→ Requirement
Word for word, transcribe the lines below and drop the pictures.
'''
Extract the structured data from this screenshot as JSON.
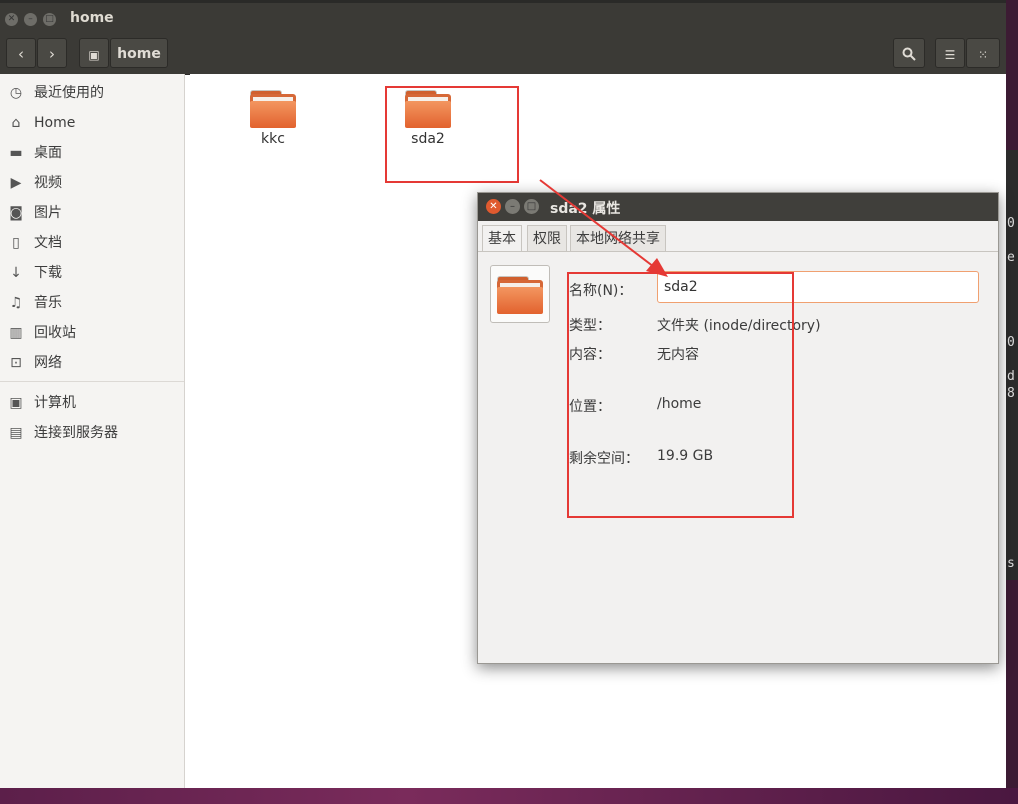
{
  "window": {
    "title": "home",
    "path_button_label": "home"
  },
  "sidebar": {
    "items": [
      {
        "label": "最近使用的",
        "icon": "clock-icon"
      },
      {
        "label": "Home",
        "icon": "home-icon"
      },
      {
        "label": "桌面",
        "icon": "folder-icon"
      },
      {
        "label": "视频",
        "icon": "video-icon"
      },
      {
        "label": "图片",
        "icon": "camera-icon"
      },
      {
        "label": "文档",
        "icon": "document-icon"
      },
      {
        "label": "下载",
        "icon": "download-icon"
      },
      {
        "label": "音乐",
        "icon": "music-icon"
      },
      {
        "label": "回收站",
        "icon": "trash-icon"
      },
      {
        "label": "网络",
        "icon": "network-icon"
      },
      {
        "label": "计算机",
        "icon": "computer-icon"
      },
      {
        "label": "连接到服务器",
        "icon": "server-icon"
      }
    ]
  },
  "content": {
    "files": [
      {
        "name": "kkc",
        "icon": "folder-icon"
      },
      {
        "name": "sda2",
        "icon": "folder-icon"
      }
    ]
  },
  "dialog": {
    "title": "sda2 属性",
    "tabs": [
      "基本",
      "权限",
      "本地网络共享"
    ],
    "active_tab": "基本",
    "name_label": "名称(N)：",
    "name_value": "sda2",
    "type_label": "类型：",
    "type_value": "文件夹 (inode/directory)",
    "contents_label": "内容：",
    "contents_value": "无内容",
    "location_label": "位置：",
    "location_value": "/home",
    "free_label": "剩余空间：",
    "free_value": "19.9 GB"
  },
  "annotation_color": "#e53935"
}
'''
→ Correct result
Extract the structured data from this screenshot as JSON.
{
  "window": {
    "title": "home",
    "path_button_label": "home"
  },
  "sidebar": {
    "items": [
      {
        "label": "最近使用的",
        "icon": "clock-icon"
      },
      {
        "label": "Home",
        "icon": "home-icon"
      },
      {
        "label": "桌面",
        "icon": "folder-icon"
      },
      {
        "label": "视频",
        "icon": "video-icon"
      },
      {
        "label": "图片",
        "icon": "camera-icon"
      },
      {
        "label": "文档",
        "icon": "document-icon"
      },
      {
        "label": "下载",
        "icon": "download-icon"
      },
      {
        "label": "音乐",
        "icon": "music-icon"
      },
      {
        "label": "回收站",
        "icon": "trash-icon"
      },
      {
        "label": "网络",
        "icon": "network-icon"
      },
      {
        "label": "计算机",
        "icon": "computer-icon"
      },
      {
        "label": "连接到服务器",
        "icon": "server-icon"
      }
    ]
  },
  "content": {
    "files": [
      {
        "name": "kkc",
        "icon": "folder-icon"
      },
      {
        "name": "sda2",
        "icon": "folder-icon"
      }
    ]
  },
  "dialog": {
    "title": "sda2 属性",
    "tabs": [
      "基本",
      "权限",
      "本地网络共享"
    ],
    "active_tab": "基本",
    "name_label": "名称(N)：",
    "name_value": "sda2",
    "type_label": "类型：",
    "type_value": "文件夹 (inode/directory)",
    "contents_label": "内容：",
    "contents_value": "无内容",
    "location_label": "位置：",
    "location_value": "/home",
    "free_label": "剩余空间：",
    "free_value": "19.9 GB"
  },
  "annotation_color": "#e53935"
}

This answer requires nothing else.